WORK INSTRUCTIONS -
[1] Please transcribe the part of the batch normalization post between "Batch normalization, or" and "a neural network.", inclusive.
[2] According to the batch normalization post, what problem does batchnorm address in order to speed up neural network training?
[3] Write the next part of the batch normalization post, starting right after its last line.

Batch normalization, or batchnorm, is a popular technique used to speed up the training of neural networks by addressing a problem known as internal covariate shift. It also reduces sensitivity to weight and bias initialization, which makes the training process much more stable and less dependent on careful tuning of the initial values. Before batchnorm, the weights and biases had to be carefully tuned to ensure stable and efficient training. Poor initialization could lead to either exploding or vanishing gradients, both of which are problematic when trying to train a neural network.

In this blog post, I will explain what batchnorm tries to solve, how it works, and code out an implementation of it using PyTorch. Before jumping into the details of batchnorm, let’s take a look at why weights and biases must be carefully initialized.

Need for careful initialization

import torch
import torch.nn.functional as F
import torchvision.datasets as datasets
import torchvision.transforms as transforms
import matplotlib.pyplot as plt
from abc import ABC, abstractmethod
from typing import List
 
BATCH_SIZE = 32
MAX_STEPS = 1_500
 
transform = transforms.Compose([
    transforms.ToTensor()
])
 
train_dataset = datasets.MNIST(
    root="data", train=True, download=True, transform=transform)

LISTED ENTRIES -
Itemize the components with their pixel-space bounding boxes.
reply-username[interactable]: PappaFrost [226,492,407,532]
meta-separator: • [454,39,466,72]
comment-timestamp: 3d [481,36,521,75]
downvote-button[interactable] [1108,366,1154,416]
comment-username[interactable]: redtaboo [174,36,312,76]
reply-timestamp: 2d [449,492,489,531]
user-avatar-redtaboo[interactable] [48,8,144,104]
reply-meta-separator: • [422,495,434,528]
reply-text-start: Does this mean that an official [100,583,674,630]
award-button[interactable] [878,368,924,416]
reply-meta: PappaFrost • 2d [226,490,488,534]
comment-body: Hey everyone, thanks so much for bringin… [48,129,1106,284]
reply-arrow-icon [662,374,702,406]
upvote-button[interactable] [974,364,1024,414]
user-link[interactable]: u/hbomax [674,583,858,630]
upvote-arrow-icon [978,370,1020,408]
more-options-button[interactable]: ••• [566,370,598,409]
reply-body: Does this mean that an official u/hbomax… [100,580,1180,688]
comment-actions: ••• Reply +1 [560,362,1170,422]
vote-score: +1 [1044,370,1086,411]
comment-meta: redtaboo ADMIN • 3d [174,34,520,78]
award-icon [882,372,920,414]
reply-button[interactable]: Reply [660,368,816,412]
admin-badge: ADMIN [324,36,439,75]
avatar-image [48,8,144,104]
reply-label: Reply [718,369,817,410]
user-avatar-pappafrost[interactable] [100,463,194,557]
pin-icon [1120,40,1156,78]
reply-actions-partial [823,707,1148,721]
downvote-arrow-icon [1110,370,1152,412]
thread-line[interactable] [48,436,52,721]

ANSWERS FOR THE TASKS -
[1]
Batch normalization, or batchnorm, is a popular technique used to speed up the training of neural networks by addressing a problem known as internal covariate shift. It also reduces sensitivity to weight and bias initialization, which makes the training process much more stable and less dependent on careful tuning of the initial values. Before batchnorm, the weights and biases had to be carefully tuned to ensure stable and efficient training. Poor initialization could lead to either exploding or vanishing gradients, both of which are problematic when trying to train a neural network.

[2] Internal covariate shift.

[3]
test_dataset = datasets.MNIST(
    root="data", train=False, download=True, transform=transform)
 
train_loader = torch.utils.data.DataLoader(
    train_dataset, batch_size=BATCH_SIZE, shuffle=True)
test_loader = torch.utils.data.DataLoader(
    test_dataset, batch_size=len(test_dataset), shuffle=True)
 
 
class Layer(ABC):
    @abstractmethod
    def __call__(self, x):
        pass
 
    @abstractmethod
    def parameters(self):
        pass
 
 
class Linear(Layer):
    def __init__(self, fan_in, fan_out):
        super().__init__()
 
        self.weight = torch.rand(
            (fan_in, fan_out)) / fan_in ** 0.5
        self.bias = torch.zeros(fan_out)
 
    def __call__(self, x):
        return x @ self.weight + self.bias
 
    def parameters(self):
        return [self.weight, self.bias]
 
 
class Tanh(Layer):
    def __init__(self):
        super().__init__()
 
    def __call__(self, x):
        return torch.tanh(x)
 
    def parameters(self):
        return []
 
 
class Model(Layer):
    def __init__(self, layers: Layer):
        super().__init__()
 
        self.layers: List[Layer] = layers
 
    def __call__(self, x):
        for layer in self.layers:
            x = layer(x)
 
        return x
 
    def parameters(self):
        parameters = []
 
        for layer in self.layers:
            parameters += layer.parameters()
 
        return parameters
 
    def zero_grad(self):
        for p in self.parameters():
            p.grad = None
 
 
model = Model([
    Linear(28 * 28, 128),
    Tanh(),
    Linear(128, 10)
])
 
parameters: List[torch.Tensor] = model.parameters()
 
for p in parameters:
    p.requires_grad = True
 
step = 0
 
for x, y in train_loader:
    if step >= MAX_STEPS:
        break
    x = x.view(-1, 28 * 28)
    out = model(x)
    loss = F.cross_entropy(out, y)
 
    print(f"step - {step + 1}; loss - {loss:.3f}")
 
    model.zero_grad()
    loss.backward()
 
    lr = 0.1 * (1.0 - step / MAX_STEPS)
    lr = max(lr, 0.01)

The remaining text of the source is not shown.